Find how many lines hold the word "name" and give that number only.

### Records for this task
= = = =

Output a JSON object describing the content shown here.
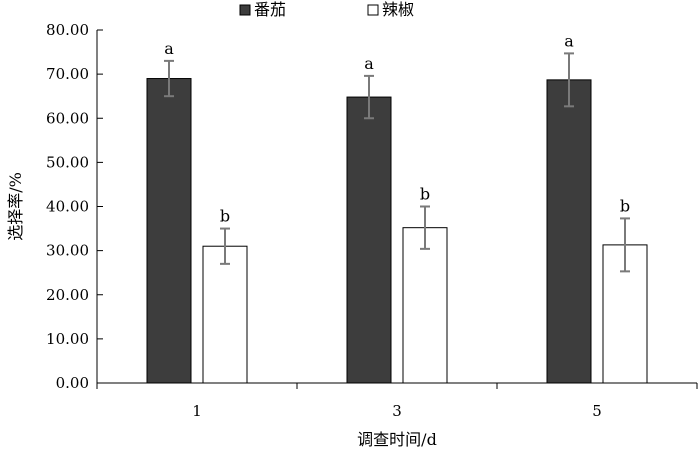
{
  "chart_data": {
    "type": "bar",
    "categories": [
      "1",
      "3",
      "5"
    ],
    "series": [
      {
        "name": "番茄",
        "color": "#3d3d3d",
        "values": [
          69.0,
          64.8,
          68.7
        ],
        "errors": [
          4.0,
          4.8,
          6.0
        ],
        "labels": [
          "a",
          "a",
          "a"
        ]
      },
      {
        "name": "辣椒",
        "color": "#ffffff",
        "values": [
          31.0,
          35.2,
          31.3
        ],
        "errors": [
          4.0,
          4.8,
          6.0
        ],
        "labels": [
          "b",
          "b",
          "b"
        ]
      }
    ],
    "xlabel": "调查时间/d",
    "ylabel": "选择率/%",
    "ylim": [
      0,
      80
    ],
    "yticks": [
      "0.00",
      "10.00",
      "20.00",
      "30.00",
      "40.00",
      "50.00",
      "60.00",
      "70.00",
      "80.00"
    ],
    "grid": false,
    "legend_position": "top-center"
  }
}
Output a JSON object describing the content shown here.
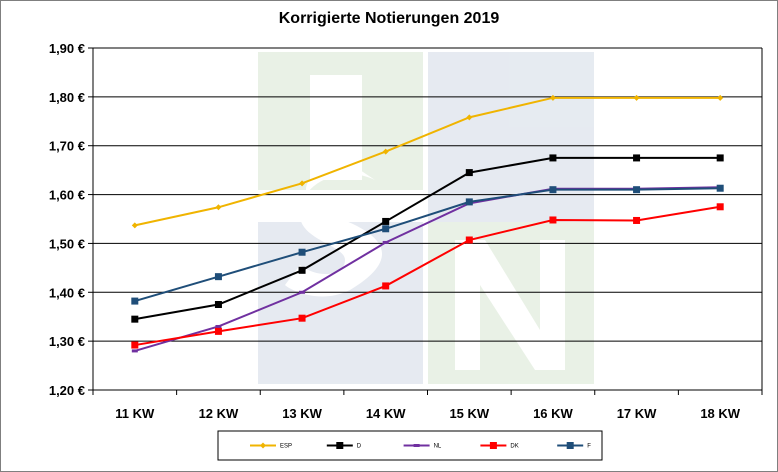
{
  "chart_data": {
    "type": "line",
    "title": "Korrigierte Notierungen 2019",
    "xlabel": "",
    "ylabel": "",
    "categories": [
      "11 KW",
      "12 KW",
      "13 KW",
      "14 KW",
      "15 KW",
      "16 KW",
      "17 KW",
      "18 KW"
    ],
    "y_tick_labels": [
      "1,20 €",
      "1,30 €",
      "1,40 €",
      "1,50 €",
      "1,60 €",
      "1,70 €",
      "1,80 €",
      "1,90 €"
    ],
    "ylim": [
      1.2,
      1.9
    ],
    "grid": true,
    "legend_position": "bottom",
    "series": [
      {
        "name": "ESP",
        "color": "#f0b400",
        "marker": "diamond",
        "values": [
          1.537,
          1.574,
          1.623,
          1.688,
          1.758,
          1.798,
          1.798,
          1.798
        ]
      },
      {
        "name": "D",
        "color": "#000000",
        "marker": "square",
        "values": [
          1.345,
          1.375,
          1.445,
          1.545,
          1.645,
          1.675,
          1.675,
          1.675
        ]
      },
      {
        "name": "NL",
        "color": "#7030a0",
        "marker": "dash",
        "values": [
          1.28,
          1.33,
          1.4,
          1.502,
          1.582,
          1.612,
          1.612,
          1.615
        ]
      },
      {
        "name": "DK",
        "color": "#ff0000",
        "marker": "square",
        "values": [
          1.292,
          1.32,
          1.347,
          1.413,
          1.507,
          1.548,
          1.547,
          1.575
        ]
      },
      {
        "name": "F",
        "color": "#1f4e79",
        "marker": "square",
        "values": [
          1.382,
          1.432,
          1.482,
          1.53,
          1.585,
          1.61,
          1.61,
          1.613
        ]
      }
    ]
  }
}
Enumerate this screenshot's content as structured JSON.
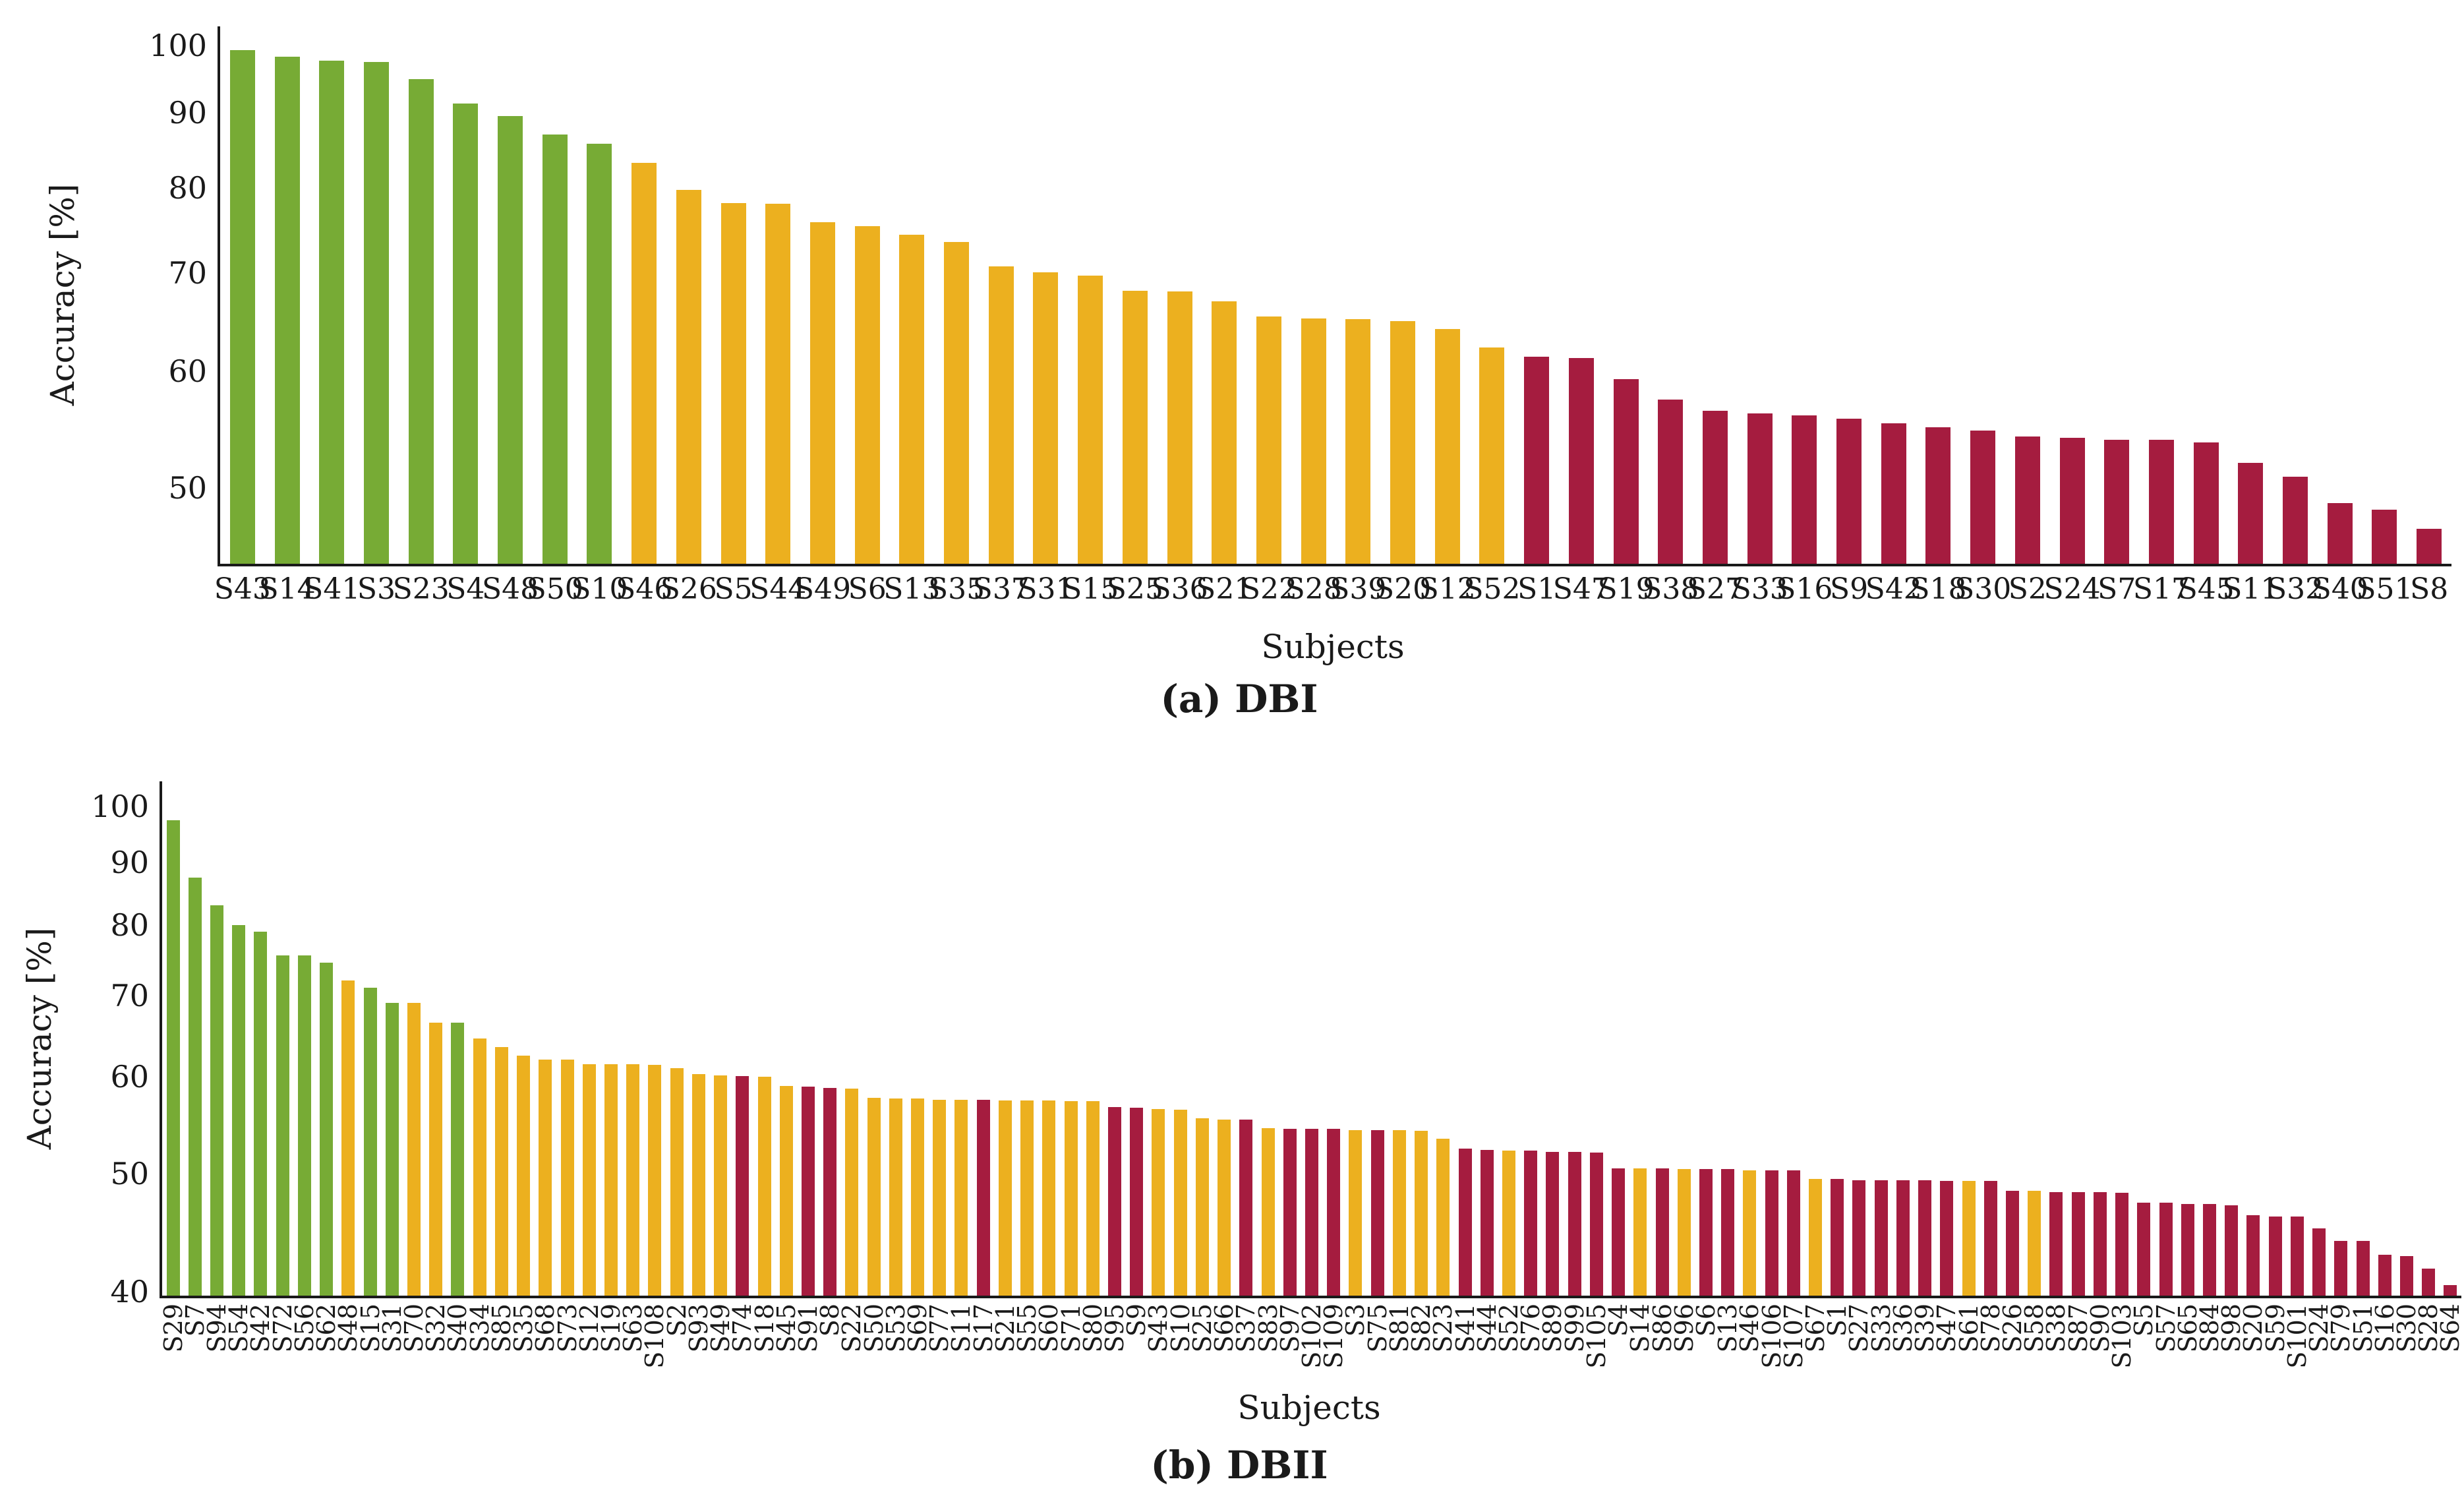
{
  "colors": {
    "g": "#77AB35",
    "y": "#ECB01F",
    "r": "#A51C3F",
    "axis": "#1a1a1a"
  },
  "captions": {
    "a": "(a) DBI",
    "b": "(b) DBII"
  },
  "chart_data": [
    {
      "type": "bar",
      "title": "(a) DBI",
      "xlabel": "Subjects",
      "ylabel": "Accuracy [%]",
      "yscale": "log",
      "grid": false,
      "legend": "none",
      "yticks": [
        50,
        60,
        70,
        80,
        90,
        100
      ],
      "ylim": [
        44.4,
        103.0
      ],
      "categories": [
        "S43",
        "S14",
        "S41",
        "S3",
        "S23",
        "S4",
        "S48",
        "S50",
        "S10",
        "S46",
        "S26",
        "S5",
        "S44",
        "S49",
        "S6",
        "S13",
        "S35",
        "S37",
        "S31",
        "S15",
        "S25",
        "S36",
        "S21",
        "S22",
        "S28",
        "S39",
        "S20",
        "S12",
        "S52",
        "S1",
        "S47",
        "S19",
        "S38",
        "S27",
        "S33",
        "S16",
        "S9",
        "S42",
        "S18",
        "S30",
        "S2",
        "S24",
        "S7",
        "S17",
        "S45",
        "S11",
        "S32",
        "S40",
        "S51",
        "S8"
      ],
      "values": [
        99.2,
        98.2,
        97.6,
        97.4,
        94.8,
        91.3,
        89.5,
        87.0,
        85.7,
        83.2,
        79.7,
        78.1,
        78.0,
        75.8,
        75.3,
        74.3,
        73.5,
        70.7,
        70.1,
        69.7,
        68.1,
        68.0,
        67.0,
        65.4,
        65.2,
        65.1,
        64.9,
        64.1,
        62.3,
        61.4,
        61.3,
        59.3,
        57.4,
        56.4,
        56.2,
        56.0,
        55.7,
        55.3,
        55.0,
        54.7,
        54.2,
        54.1,
        53.9,
        53.9,
        53.7,
        52.0,
        50.9,
        48.8,
        48.3,
        46.9
      ],
      "bar_colors": [
        "g",
        "g",
        "g",
        "g",
        "g",
        "g",
        "g",
        "g",
        "g",
        "y",
        "y",
        "y",
        "y",
        "y",
        "y",
        "y",
        "y",
        "y",
        "y",
        "y",
        "y",
        "y",
        "y",
        "y",
        "y",
        "y",
        "y",
        "y",
        "y",
        "r",
        "r",
        "r",
        "r",
        "r",
        "r",
        "r",
        "r",
        "r",
        "r",
        "r",
        "r",
        "r",
        "r",
        "r",
        "r",
        "r",
        "r",
        "r",
        "r",
        "r"
      ]
    },
    {
      "type": "bar",
      "title": "(b) DBII",
      "xlabel": "Subjects",
      "ylabel": "Accuracy [%]",
      "yscale": "log",
      "grid": false,
      "legend": "none",
      "yticks": [
        40,
        50,
        60,
        70,
        80,
        90,
        100
      ],
      "ylim": [
        39.7,
        104.9
      ],
      "categories": [
        "S29",
        "S7",
        "S94",
        "S54",
        "S42",
        "S72",
        "S56",
        "S62",
        "S48",
        "S15",
        "S31",
        "S70",
        "S32",
        "S40",
        "S34",
        "S85",
        "S35",
        "S68",
        "S73",
        "S12",
        "S19",
        "S63",
        "S108",
        "S2",
        "S93",
        "S49",
        "S74",
        "S18",
        "S45",
        "S91",
        "S8",
        "S22",
        "S50",
        "S53",
        "S69",
        "S77",
        "S11",
        "S17",
        "S21",
        "S55",
        "S60",
        "S71",
        "S80",
        "S95",
        "S9",
        "S43",
        "S10",
        "S25",
        "S66",
        "S37",
        "S83",
        "S97",
        "S102",
        "S109",
        "S3",
        "S75",
        "S81",
        "S82",
        "S23",
        "S41",
        "S44",
        "S52",
        "S76",
        "S89",
        "S99",
        "S105",
        "S4",
        "S14",
        "S86",
        "S96",
        "S6",
        "S13",
        "S46",
        "S106",
        "S107",
        "S67",
        "S1",
        "S27",
        "S33",
        "S36",
        "S39",
        "S47",
        "S61",
        "S78",
        "S26",
        "S58",
        "S38",
        "S87",
        "S90",
        "S103",
        "S5",
        "S57",
        "S65",
        "S84",
        "S98",
        "S20",
        "S59",
        "S101",
        "S24",
        "S79",
        "S51",
        "S16",
        "S30",
        "S28",
        "S64"
      ],
      "values": [
        97.5,
        87.5,
        83.0,
        80.0,
        79.0,
        75.5,
        75.5,
        74.5,
        72.0,
        71.0,
        69.0,
        69.0,
        66.5,
        66.5,
        64.5,
        63.5,
        62.5,
        62.0,
        62.0,
        61.5,
        61.5,
        61.5,
        61.4,
        61.0,
        60.3,
        60.2,
        60.1,
        60.0,
        59.0,
        58.9,
        58.8,
        58.7,
        57.7,
        57.6,
        57.6,
        57.5,
        57.5,
        57.5,
        57.4,
        57.4,
        57.4,
        57.3,
        57.3,
        56.7,
        56.6,
        56.5,
        56.4,
        55.5,
        55.4,
        55.4,
        54.5,
        54.4,
        54.4,
        54.4,
        54.3,
        54.3,
        54.3,
        54.2,
        53.4,
        52.4,
        52.3,
        52.2,
        52.2,
        52.1,
        52.1,
        52.0,
        50.5,
        50.5,
        50.5,
        50.4,
        50.4,
        50.4,
        50.3,
        50.3,
        50.3,
        49.5,
        49.5,
        49.4,
        49.4,
        49.4,
        49.4,
        49.3,
        49.3,
        49.3,
        48.4,
        48.4,
        48.3,
        48.3,
        48.3,
        48.2,
        47.3,
        47.3,
        47.2,
        47.2,
        47.1,
        46.2,
        46.1,
        46.1,
        45.1,
        44.0,
        44.0,
        42.9,
        42.8,
        41.8,
        40.5
      ],
      "bar_colors": [
        "g",
        "g",
        "g",
        "g",
        "g",
        "g",
        "g",
        "g",
        "y",
        "g",
        "g",
        "y",
        "y",
        "g",
        "y",
        "y",
        "y",
        "y",
        "y",
        "y",
        "y",
        "y",
        "y",
        "y",
        "y",
        "y",
        "r",
        "y",
        "y",
        "r",
        "r",
        "y",
        "y",
        "y",
        "y",
        "y",
        "y",
        "r",
        "y",
        "y",
        "y",
        "y",
        "y",
        "r",
        "r",
        "y",
        "y",
        "y",
        "y",
        "r",
        "y",
        "r",
        "r",
        "r",
        "y",
        "r",
        "y",
        "y",
        "y",
        "r",
        "r",
        "y",
        "r",
        "r",
        "r",
        "r",
        "r",
        "y",
        "r",
        "y",
        "r",
        "r",
        "y",
        "r",
        "r",
        "y",
        "r",
        "r",
        "r",
        "r",
        "r",
        "r",
        "y",
        "r",
        "r",
        "y",
        "r",
        "r",
        "r",
        "r",
        "r",
        "r",
        "r",
        "r",
        "r",
        "r",
        "r",
        "r",
        "r",
        "r",
        "r",
        "r",
        "r",
        "r",
        "r"
      ]
    }
  ]
}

= = = =

### Exercise solution
7